Collected data entries:
--- begin ---

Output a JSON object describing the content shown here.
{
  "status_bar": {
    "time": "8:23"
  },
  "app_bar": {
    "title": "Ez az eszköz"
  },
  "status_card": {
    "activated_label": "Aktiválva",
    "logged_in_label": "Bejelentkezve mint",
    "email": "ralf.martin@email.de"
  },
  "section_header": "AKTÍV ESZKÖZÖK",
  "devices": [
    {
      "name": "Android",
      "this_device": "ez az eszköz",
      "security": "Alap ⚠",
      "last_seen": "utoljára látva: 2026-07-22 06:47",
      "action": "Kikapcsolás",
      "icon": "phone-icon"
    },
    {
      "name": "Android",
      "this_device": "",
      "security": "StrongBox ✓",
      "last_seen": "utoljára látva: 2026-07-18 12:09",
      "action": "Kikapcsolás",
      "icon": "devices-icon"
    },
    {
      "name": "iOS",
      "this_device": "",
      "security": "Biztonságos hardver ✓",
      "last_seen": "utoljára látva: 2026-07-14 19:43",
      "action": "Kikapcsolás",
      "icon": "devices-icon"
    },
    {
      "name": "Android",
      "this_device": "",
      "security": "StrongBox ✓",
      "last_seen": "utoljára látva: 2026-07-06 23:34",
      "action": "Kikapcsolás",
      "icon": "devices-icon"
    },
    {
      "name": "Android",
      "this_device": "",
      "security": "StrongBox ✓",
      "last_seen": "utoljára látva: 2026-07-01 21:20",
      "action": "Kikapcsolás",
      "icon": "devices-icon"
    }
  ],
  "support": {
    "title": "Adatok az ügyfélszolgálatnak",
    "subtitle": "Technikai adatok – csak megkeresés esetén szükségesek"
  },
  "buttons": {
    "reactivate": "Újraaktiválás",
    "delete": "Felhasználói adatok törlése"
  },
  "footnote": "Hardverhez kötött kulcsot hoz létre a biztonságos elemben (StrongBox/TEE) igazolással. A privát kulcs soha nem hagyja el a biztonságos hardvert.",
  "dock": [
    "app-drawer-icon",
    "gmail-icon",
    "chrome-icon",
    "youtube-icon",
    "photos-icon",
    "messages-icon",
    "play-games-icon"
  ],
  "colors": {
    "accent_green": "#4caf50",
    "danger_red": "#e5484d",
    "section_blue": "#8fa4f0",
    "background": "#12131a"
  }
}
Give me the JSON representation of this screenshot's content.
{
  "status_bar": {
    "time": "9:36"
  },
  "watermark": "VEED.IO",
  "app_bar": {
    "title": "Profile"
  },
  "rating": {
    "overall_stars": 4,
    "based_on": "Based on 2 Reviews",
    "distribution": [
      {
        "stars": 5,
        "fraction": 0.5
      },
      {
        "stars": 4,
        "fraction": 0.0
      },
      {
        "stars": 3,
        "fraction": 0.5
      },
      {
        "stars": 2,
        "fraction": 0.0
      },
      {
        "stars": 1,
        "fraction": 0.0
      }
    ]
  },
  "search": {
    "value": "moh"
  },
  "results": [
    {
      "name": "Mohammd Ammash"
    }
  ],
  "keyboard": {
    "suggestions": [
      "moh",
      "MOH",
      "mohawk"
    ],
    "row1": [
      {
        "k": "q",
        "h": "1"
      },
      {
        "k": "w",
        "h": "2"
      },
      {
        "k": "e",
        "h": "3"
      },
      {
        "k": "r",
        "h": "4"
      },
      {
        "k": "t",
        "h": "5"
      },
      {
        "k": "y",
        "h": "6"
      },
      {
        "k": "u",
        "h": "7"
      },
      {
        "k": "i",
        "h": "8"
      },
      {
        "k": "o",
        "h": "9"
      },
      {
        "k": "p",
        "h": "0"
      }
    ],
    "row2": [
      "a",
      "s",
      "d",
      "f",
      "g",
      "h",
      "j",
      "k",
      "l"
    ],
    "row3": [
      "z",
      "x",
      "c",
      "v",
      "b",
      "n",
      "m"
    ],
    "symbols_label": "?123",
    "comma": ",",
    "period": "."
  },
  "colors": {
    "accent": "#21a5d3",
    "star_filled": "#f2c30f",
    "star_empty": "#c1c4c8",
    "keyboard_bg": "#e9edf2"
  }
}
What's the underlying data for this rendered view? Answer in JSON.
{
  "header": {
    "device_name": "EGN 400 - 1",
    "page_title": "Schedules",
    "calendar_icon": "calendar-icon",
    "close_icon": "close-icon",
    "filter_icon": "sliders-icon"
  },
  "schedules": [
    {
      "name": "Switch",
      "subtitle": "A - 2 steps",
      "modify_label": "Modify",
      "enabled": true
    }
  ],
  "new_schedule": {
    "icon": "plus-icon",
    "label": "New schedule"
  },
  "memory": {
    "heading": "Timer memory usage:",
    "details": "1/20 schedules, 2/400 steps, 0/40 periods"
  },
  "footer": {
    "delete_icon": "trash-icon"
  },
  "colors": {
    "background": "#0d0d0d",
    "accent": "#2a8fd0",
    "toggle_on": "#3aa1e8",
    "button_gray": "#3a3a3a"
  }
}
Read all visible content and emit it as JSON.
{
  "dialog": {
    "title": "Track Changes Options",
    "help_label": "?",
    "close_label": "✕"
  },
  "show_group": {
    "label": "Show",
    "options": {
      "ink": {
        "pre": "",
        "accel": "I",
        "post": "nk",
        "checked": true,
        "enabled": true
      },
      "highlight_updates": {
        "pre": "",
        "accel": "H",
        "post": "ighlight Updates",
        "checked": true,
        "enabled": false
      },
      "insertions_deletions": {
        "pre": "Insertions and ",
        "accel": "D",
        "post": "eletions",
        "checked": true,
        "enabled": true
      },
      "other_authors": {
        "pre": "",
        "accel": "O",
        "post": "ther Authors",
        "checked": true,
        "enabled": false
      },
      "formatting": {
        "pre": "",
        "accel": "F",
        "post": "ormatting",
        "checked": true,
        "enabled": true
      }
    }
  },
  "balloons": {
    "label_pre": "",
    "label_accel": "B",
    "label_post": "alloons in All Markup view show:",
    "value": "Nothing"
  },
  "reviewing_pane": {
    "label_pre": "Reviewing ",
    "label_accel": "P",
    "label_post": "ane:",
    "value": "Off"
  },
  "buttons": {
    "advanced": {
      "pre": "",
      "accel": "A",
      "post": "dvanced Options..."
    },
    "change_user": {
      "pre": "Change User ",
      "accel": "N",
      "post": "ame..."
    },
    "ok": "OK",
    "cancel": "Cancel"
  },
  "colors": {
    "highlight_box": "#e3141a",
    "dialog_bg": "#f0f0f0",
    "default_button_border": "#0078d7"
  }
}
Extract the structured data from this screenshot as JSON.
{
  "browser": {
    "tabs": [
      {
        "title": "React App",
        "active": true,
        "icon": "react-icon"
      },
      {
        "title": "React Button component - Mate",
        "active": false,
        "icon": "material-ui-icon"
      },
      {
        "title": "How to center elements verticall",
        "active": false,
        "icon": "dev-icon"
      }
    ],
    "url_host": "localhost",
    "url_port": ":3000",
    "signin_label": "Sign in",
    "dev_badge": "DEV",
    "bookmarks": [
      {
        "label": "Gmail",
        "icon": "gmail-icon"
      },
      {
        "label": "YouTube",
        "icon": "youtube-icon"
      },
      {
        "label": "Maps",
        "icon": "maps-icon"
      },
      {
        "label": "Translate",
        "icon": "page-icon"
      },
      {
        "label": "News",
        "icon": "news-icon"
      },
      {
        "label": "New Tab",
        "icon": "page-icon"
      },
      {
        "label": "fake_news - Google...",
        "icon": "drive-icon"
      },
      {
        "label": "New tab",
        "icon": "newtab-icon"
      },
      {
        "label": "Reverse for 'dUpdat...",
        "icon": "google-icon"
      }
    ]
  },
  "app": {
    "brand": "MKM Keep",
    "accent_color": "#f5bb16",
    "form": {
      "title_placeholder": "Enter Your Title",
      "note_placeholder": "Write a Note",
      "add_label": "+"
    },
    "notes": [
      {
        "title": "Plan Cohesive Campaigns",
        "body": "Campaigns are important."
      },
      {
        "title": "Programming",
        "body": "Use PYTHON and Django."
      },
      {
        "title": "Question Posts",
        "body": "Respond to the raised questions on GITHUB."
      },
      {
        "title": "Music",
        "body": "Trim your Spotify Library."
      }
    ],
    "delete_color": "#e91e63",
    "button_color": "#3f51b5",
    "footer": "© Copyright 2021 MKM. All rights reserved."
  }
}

--- end ---

▶ [STATED GOAL]
Search the entries for "content" and copy out each line that has it.

▶ [SOLUTION BELOW]
Output a JSON object describing the content shown here.
Give me the JSON representation of this screenshot's content.
Read all visible content and emit it as JSON.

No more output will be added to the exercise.